Below are the records; locate each line with the word "Schedule" and copy it.

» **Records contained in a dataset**
— BEGIN —

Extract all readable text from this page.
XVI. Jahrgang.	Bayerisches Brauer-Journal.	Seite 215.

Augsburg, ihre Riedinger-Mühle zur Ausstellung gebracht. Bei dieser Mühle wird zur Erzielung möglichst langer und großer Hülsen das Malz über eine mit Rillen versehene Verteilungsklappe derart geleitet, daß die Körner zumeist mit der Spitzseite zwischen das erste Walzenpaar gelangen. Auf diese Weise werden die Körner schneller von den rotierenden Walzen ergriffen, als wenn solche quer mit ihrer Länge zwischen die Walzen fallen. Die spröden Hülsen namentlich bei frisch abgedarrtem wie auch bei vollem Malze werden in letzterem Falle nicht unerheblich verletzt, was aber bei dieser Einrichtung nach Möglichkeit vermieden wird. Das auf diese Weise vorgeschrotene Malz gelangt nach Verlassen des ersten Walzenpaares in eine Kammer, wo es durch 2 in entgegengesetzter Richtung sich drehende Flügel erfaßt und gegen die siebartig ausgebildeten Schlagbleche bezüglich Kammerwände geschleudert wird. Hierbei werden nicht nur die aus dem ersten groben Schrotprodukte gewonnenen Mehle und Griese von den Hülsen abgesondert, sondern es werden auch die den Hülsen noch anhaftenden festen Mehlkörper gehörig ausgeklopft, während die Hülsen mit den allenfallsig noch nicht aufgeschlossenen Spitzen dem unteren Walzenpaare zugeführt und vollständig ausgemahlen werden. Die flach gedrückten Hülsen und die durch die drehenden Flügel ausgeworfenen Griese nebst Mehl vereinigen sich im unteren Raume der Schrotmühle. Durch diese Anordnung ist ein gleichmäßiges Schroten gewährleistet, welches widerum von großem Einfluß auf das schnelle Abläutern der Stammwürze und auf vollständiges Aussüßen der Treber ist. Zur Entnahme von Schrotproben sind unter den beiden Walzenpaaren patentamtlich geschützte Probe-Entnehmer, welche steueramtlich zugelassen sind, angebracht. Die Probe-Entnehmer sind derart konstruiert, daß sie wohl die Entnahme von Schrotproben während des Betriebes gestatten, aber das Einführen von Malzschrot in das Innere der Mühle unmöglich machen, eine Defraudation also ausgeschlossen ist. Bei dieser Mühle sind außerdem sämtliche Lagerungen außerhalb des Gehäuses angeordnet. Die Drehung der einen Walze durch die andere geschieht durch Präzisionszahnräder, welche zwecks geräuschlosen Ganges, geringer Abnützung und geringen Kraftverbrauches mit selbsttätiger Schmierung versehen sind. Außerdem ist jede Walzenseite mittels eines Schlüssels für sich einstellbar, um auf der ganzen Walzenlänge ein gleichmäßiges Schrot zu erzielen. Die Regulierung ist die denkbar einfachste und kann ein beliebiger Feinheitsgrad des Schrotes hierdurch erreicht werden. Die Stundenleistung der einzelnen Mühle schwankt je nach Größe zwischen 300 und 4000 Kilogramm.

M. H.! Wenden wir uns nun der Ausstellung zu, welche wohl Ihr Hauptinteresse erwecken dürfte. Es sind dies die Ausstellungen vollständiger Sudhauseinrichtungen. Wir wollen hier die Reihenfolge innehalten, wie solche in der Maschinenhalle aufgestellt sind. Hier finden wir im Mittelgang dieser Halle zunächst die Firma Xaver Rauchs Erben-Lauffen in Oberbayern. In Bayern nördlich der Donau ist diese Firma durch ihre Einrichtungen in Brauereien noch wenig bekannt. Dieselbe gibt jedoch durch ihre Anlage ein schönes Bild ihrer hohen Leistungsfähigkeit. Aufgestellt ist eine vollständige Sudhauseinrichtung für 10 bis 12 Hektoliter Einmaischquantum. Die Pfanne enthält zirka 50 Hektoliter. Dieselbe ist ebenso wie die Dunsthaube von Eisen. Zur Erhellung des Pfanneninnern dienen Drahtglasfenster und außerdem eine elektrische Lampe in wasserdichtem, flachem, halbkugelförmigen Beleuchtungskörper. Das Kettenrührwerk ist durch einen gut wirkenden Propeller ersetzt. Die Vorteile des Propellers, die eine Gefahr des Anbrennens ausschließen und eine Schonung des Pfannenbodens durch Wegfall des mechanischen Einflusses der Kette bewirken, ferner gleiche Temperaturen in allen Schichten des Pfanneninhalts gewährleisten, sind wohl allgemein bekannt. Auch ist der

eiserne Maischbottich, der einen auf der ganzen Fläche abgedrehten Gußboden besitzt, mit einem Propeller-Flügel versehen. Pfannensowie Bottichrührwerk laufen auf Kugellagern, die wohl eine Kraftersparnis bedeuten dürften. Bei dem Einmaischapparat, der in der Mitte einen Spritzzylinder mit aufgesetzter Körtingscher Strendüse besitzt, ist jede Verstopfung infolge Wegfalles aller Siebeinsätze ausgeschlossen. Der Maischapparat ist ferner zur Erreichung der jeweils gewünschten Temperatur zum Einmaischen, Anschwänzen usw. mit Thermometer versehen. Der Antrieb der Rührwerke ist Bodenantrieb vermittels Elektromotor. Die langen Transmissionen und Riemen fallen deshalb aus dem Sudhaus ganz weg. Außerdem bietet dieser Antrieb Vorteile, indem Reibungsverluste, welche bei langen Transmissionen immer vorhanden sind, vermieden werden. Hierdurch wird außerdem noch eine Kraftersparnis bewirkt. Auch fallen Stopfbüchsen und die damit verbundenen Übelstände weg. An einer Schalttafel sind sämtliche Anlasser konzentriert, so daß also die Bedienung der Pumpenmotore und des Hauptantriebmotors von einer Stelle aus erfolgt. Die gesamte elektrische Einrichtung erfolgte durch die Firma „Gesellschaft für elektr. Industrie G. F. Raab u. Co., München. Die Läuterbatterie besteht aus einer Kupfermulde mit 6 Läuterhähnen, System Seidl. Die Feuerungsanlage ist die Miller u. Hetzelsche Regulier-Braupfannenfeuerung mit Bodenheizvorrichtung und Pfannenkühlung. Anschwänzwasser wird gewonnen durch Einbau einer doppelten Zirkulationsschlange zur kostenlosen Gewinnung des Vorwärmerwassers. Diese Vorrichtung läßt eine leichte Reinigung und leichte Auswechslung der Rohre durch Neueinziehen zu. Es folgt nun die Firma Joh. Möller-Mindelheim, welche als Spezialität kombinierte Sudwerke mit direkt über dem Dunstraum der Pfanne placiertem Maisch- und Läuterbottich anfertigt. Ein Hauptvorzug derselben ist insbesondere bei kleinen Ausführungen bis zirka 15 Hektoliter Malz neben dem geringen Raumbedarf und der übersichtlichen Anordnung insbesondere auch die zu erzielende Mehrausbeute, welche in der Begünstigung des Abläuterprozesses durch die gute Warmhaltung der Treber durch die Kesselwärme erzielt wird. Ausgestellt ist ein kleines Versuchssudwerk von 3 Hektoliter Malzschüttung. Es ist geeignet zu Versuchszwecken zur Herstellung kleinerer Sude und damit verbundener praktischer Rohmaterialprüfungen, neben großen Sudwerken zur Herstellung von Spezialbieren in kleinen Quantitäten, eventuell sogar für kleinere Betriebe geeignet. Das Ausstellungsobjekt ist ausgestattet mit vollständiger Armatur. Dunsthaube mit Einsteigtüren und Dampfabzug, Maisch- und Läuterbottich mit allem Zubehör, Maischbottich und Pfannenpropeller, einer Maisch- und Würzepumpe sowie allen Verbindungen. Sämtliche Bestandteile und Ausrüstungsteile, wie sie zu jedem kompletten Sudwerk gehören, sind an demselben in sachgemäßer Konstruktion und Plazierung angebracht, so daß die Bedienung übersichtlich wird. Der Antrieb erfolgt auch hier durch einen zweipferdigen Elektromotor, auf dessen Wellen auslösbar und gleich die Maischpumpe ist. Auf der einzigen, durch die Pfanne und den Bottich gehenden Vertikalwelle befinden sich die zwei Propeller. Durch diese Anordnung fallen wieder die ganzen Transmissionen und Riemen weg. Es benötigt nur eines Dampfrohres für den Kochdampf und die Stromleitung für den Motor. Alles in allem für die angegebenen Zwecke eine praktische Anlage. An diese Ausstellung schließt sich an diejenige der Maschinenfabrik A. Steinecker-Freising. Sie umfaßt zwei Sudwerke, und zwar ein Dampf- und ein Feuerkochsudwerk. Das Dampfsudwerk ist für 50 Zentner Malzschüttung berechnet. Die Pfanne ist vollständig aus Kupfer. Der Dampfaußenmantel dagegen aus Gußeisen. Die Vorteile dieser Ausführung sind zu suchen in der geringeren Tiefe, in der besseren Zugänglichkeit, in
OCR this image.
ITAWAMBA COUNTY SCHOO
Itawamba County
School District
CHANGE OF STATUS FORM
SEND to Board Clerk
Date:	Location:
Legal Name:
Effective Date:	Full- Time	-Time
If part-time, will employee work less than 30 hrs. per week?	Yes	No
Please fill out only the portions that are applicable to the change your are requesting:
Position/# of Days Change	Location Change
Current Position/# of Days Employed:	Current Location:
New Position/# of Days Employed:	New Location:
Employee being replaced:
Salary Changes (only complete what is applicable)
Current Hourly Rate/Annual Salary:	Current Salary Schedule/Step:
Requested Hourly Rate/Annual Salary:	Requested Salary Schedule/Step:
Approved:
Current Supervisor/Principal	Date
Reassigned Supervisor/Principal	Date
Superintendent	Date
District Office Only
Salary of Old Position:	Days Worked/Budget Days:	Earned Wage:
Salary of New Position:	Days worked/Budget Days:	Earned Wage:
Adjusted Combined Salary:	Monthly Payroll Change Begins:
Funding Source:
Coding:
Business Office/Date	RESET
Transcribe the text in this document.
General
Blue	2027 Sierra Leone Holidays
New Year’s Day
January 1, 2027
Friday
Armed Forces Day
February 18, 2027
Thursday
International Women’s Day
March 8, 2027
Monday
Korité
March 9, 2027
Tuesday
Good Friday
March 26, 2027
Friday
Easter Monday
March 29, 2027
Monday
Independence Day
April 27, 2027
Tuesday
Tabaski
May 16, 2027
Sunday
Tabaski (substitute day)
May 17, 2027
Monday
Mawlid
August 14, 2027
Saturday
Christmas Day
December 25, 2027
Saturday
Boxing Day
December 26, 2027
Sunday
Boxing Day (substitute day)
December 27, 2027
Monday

— END —

» **Exercise result**
Current Hourly Rate/Annual Salary:	Current Salary Schedule/Step:
Requested Hourly Rate/Annual Salary:	Requested Salary Schedule/Step:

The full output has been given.